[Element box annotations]
════════════════════
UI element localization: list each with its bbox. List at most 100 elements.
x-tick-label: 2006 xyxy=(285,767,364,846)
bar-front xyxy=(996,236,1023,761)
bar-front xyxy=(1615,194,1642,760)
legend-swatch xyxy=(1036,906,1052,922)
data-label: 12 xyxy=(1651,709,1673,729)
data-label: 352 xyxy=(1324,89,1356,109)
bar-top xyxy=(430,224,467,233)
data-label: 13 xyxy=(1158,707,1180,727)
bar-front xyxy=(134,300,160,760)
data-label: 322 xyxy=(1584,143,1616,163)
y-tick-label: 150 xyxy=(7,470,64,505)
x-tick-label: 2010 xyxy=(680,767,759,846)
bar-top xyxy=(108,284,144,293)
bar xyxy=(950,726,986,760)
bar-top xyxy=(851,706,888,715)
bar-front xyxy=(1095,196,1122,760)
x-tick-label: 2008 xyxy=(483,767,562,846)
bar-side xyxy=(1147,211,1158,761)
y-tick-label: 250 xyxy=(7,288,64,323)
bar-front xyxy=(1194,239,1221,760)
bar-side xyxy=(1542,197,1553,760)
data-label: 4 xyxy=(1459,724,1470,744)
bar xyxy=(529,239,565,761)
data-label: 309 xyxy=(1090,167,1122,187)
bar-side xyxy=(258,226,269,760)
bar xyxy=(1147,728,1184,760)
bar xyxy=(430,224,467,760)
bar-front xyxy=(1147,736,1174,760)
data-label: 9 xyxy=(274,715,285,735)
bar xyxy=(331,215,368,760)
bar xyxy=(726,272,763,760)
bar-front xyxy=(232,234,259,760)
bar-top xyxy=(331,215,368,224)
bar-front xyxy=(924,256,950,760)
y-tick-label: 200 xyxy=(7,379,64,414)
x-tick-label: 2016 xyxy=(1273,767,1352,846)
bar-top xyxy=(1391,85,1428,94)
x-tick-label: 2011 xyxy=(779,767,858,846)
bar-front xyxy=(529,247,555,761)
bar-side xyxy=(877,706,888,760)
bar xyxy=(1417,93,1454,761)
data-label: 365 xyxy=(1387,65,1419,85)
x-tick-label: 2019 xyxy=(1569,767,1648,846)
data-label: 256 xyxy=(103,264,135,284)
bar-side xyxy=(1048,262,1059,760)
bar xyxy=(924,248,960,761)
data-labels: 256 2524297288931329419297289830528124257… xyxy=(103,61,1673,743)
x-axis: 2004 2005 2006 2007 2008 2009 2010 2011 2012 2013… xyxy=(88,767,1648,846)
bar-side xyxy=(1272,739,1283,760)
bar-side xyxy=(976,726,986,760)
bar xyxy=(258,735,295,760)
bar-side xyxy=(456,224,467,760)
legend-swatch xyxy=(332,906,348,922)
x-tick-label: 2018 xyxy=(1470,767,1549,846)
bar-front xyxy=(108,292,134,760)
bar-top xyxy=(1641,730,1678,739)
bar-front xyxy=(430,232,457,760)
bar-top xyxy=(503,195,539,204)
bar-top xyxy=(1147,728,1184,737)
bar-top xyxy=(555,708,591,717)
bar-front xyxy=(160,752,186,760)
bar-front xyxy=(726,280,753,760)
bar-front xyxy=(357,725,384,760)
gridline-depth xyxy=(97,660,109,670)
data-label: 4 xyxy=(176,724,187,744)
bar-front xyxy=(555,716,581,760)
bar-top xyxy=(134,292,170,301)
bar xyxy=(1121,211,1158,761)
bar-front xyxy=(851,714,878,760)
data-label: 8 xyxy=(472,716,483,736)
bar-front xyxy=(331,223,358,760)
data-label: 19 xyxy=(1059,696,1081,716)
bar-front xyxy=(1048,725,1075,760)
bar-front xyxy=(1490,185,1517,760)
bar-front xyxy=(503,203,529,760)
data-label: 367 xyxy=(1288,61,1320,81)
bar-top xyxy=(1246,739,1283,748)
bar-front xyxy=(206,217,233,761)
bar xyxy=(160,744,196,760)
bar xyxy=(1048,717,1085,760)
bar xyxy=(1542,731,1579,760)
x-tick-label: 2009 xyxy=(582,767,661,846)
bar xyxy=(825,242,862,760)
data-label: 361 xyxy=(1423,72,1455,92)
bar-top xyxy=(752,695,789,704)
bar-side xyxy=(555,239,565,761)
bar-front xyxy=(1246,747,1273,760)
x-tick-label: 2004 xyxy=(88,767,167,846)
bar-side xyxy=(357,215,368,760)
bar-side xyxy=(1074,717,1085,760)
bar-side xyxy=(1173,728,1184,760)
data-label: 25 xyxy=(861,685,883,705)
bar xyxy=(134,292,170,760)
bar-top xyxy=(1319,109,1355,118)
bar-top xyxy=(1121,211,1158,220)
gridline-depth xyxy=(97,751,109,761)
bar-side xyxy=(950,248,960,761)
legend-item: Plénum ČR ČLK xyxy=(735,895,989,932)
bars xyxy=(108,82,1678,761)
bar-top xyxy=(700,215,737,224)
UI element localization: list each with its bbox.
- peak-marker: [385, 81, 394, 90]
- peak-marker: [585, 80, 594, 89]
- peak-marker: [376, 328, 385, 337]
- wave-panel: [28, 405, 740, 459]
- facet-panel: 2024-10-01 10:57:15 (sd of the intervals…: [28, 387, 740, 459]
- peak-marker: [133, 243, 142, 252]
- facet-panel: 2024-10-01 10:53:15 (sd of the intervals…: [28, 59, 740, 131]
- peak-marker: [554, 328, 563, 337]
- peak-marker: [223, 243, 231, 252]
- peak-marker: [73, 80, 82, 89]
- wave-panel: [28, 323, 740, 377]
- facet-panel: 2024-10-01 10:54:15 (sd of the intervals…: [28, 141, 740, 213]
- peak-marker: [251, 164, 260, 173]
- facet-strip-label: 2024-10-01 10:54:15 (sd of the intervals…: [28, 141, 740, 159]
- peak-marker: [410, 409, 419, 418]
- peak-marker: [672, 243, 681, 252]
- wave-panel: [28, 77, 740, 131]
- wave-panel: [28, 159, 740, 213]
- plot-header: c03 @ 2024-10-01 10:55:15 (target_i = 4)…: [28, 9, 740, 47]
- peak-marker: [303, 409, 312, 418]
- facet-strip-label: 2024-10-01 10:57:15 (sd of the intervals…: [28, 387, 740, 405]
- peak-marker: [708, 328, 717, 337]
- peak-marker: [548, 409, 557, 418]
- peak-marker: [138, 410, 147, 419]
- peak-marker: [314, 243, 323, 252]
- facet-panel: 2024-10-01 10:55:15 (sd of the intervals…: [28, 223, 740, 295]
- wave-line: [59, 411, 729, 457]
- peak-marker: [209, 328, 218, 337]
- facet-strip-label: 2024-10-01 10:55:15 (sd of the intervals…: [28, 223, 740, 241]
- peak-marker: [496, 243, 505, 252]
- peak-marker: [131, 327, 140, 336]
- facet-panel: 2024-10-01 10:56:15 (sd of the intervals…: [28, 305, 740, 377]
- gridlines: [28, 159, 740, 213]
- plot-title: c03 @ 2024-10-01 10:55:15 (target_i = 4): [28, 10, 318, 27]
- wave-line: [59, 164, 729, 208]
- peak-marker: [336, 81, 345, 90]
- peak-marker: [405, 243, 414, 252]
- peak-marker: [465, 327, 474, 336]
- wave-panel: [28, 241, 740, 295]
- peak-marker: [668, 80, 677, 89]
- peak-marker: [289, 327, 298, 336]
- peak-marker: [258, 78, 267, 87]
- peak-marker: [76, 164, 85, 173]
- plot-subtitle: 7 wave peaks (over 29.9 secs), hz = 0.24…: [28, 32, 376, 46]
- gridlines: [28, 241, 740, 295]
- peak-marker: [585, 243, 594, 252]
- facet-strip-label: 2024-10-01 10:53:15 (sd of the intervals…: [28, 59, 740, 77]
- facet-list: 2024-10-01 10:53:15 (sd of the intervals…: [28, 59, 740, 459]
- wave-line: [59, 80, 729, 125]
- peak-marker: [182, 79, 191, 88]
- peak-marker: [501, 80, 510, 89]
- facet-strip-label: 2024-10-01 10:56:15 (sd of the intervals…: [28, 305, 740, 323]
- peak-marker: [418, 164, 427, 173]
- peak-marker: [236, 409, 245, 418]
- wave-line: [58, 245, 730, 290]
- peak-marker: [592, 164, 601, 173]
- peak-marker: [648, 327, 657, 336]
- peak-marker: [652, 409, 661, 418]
════════════════════
Print the data verbatim, from its first line down through the line containing "bar xyxy=(430,224,467,760)", with both end lines included.

UI element localization: list each with its bbox. List at most 100 elements.
x-tick-label: 2006 xyxy=(285,767,364,846)
bar-front xyxy=(996,236,1023,761)
bar-front xyxy=(1615,194,1642,760)
legend-swatch xyxy=(1036,906,1052,922)
data-label: 12 xyxy=(1651,709,1673,729)
data-label: 352 xyxy=(1324,89,1356,109)
bar-top xyxy=(430,224,467,233)
data-label: 13 xyxy=(1158,707,1180,727)
bar-front xyxy=(134,300,160,760)
data-label: 322 xyxy=(1584,143,1616,163)
y-tick-label: 150 xyxy=(7,470,64,505)
x-tick-label: 2010 xyxy=(680,767,759,846)
bar-top xyxy=(108,284,144,293)
bar xyxy=(950,726,986,760)
bar-top xyxy=(851,706,888,715)
bar-front xyxy=(1095,196,1122,760)
x-tick-label: 2008 xyxy=(483,767,562,846)
bar-side xyxy=(1147,211,1158,761)
y-tick-label: 250 xyxy=(7,288,64,323)
bar-front xyxy=(1194,239,1221,760)
bar-side xyxy=(1542,197,1553,760)
data-label: 4 xyxy=(1459,724,1470,744)
bar xyxy=(529,239,565,761)
data-label: 309 xyxy=(1090,167,1122,187)
bar-side xyxy=(258,226,269,760)
bar xyxy=(1147,728,1184,760)
bar xyxy=(430,224,467,760)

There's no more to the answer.